» **Directive**
Find each line with the word "await" and copy it.

— START OF Record extracts —

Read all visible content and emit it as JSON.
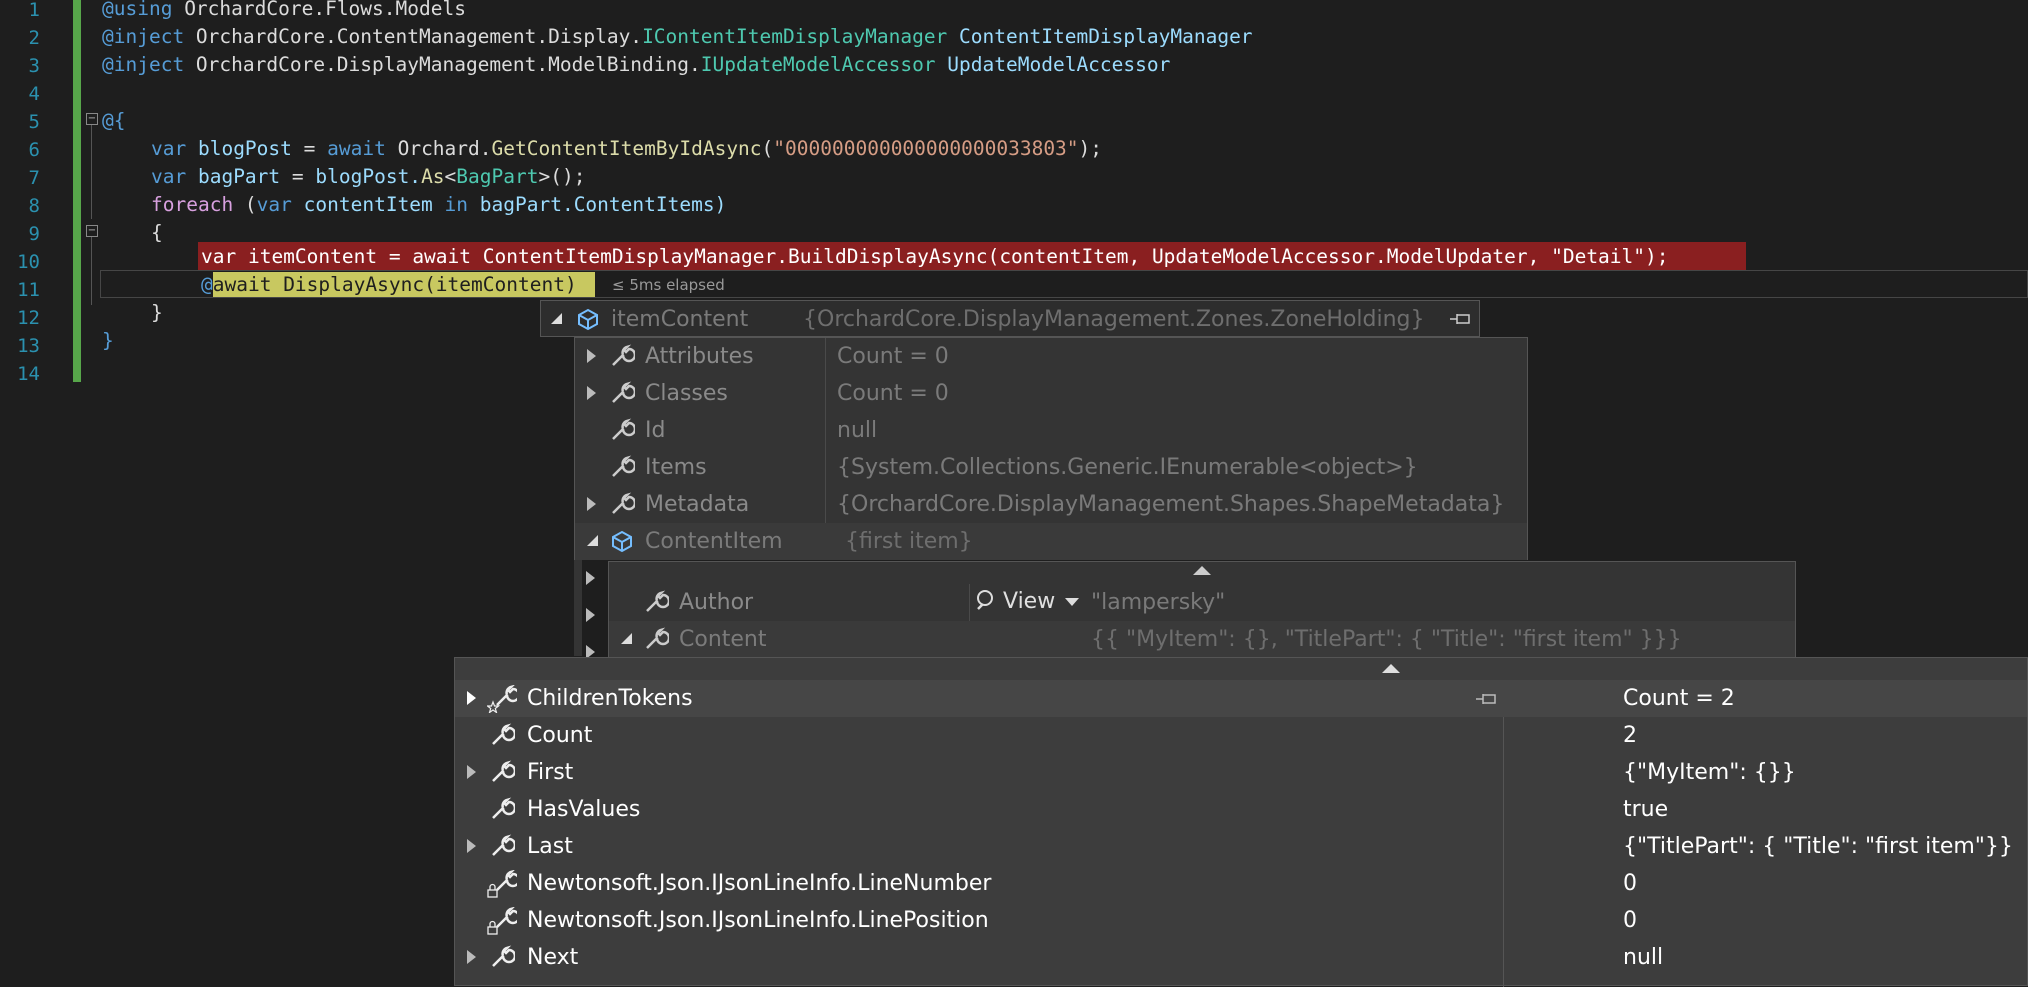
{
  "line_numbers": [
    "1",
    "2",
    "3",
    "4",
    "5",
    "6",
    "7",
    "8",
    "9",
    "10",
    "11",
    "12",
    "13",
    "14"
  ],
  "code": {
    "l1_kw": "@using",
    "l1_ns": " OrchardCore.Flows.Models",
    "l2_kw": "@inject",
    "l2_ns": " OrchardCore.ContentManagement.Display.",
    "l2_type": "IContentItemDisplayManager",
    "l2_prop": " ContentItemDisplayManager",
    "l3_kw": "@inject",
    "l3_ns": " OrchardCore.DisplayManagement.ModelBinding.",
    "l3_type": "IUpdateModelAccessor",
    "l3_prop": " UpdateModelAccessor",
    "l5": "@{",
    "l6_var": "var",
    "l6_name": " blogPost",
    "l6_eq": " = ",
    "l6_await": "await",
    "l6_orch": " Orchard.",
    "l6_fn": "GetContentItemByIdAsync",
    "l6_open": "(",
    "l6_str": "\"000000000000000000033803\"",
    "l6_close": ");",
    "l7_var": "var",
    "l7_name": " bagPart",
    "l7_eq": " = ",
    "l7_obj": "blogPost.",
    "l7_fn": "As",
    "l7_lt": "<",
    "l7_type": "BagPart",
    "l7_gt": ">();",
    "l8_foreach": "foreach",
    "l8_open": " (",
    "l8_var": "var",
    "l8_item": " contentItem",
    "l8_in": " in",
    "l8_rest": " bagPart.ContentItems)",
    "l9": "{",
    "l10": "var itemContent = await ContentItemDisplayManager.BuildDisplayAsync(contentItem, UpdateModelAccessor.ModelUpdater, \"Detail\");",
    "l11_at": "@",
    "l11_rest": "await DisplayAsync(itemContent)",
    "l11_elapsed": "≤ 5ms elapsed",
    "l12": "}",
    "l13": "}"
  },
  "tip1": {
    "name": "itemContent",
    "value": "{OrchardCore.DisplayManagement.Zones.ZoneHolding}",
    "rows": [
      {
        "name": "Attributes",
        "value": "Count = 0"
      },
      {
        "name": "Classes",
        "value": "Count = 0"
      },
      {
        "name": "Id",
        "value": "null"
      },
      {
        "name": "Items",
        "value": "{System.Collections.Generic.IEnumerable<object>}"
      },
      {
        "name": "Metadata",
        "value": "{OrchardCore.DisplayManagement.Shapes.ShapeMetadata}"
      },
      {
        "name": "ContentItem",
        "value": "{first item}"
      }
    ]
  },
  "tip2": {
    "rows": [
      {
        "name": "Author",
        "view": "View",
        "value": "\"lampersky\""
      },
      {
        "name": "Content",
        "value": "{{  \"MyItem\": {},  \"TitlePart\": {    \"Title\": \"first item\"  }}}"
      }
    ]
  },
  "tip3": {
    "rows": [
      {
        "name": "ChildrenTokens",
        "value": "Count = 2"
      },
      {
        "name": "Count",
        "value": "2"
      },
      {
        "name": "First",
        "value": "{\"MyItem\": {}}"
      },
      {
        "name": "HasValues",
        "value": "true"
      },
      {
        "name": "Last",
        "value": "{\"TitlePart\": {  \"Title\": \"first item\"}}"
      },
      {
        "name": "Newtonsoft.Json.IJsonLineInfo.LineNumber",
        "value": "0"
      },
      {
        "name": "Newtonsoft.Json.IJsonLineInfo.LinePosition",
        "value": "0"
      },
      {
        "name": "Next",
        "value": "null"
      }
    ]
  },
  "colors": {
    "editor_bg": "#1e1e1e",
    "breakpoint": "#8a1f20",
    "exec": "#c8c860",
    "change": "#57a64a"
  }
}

— END OF Record extracts —
— START OF Record extracts —

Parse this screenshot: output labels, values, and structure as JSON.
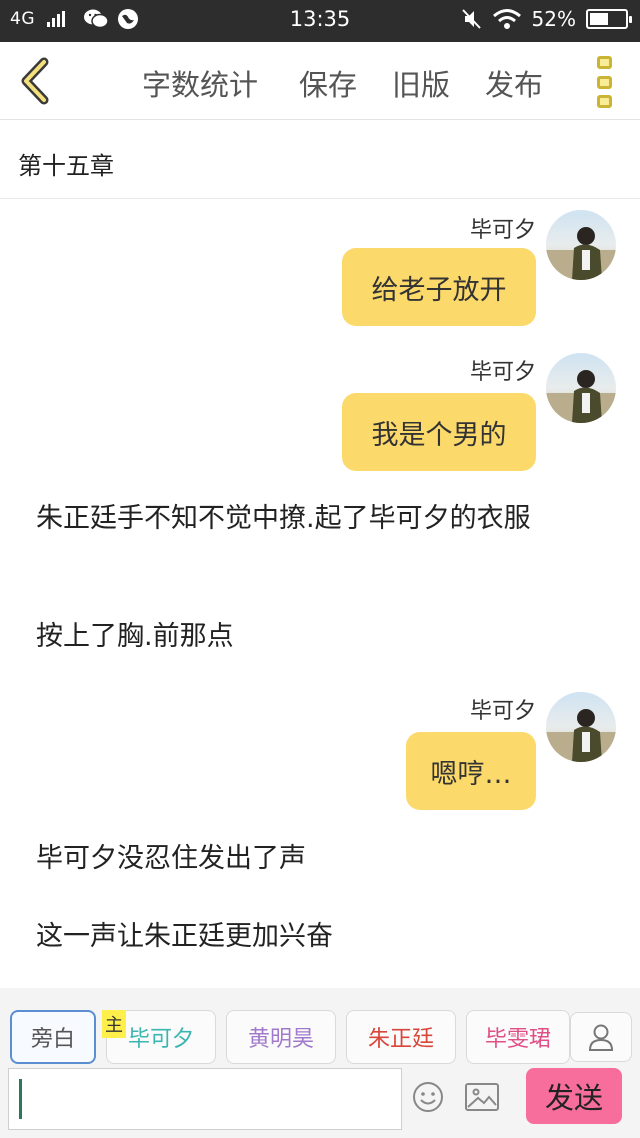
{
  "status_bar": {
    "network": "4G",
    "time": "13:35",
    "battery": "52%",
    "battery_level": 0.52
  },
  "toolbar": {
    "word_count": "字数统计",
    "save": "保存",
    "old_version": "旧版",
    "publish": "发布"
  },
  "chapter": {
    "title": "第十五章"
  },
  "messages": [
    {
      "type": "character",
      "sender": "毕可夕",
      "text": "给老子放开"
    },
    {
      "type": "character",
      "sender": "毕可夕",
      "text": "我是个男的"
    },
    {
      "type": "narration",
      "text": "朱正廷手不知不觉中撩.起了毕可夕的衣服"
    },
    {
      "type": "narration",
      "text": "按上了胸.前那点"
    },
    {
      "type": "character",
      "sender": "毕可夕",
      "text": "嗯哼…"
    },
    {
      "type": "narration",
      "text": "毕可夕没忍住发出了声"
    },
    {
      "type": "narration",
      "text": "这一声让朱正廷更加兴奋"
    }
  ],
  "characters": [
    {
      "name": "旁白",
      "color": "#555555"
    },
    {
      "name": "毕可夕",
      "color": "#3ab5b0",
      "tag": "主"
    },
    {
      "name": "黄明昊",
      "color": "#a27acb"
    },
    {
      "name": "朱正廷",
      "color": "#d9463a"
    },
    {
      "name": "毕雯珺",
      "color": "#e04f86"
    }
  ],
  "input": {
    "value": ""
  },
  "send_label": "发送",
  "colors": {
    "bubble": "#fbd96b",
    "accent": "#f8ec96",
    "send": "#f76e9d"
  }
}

— END OF Record extracts —

» **Task result**
    "l6_await": "await",
    "l10": "var itemContent = await ContentItemDisplayManager.BuildDisplayAsync(contentItem, UpdateModelAccessor.ModelUpdater, \"Detail\");",
    "l11_rest": "await DisplayAsync(itemContent)",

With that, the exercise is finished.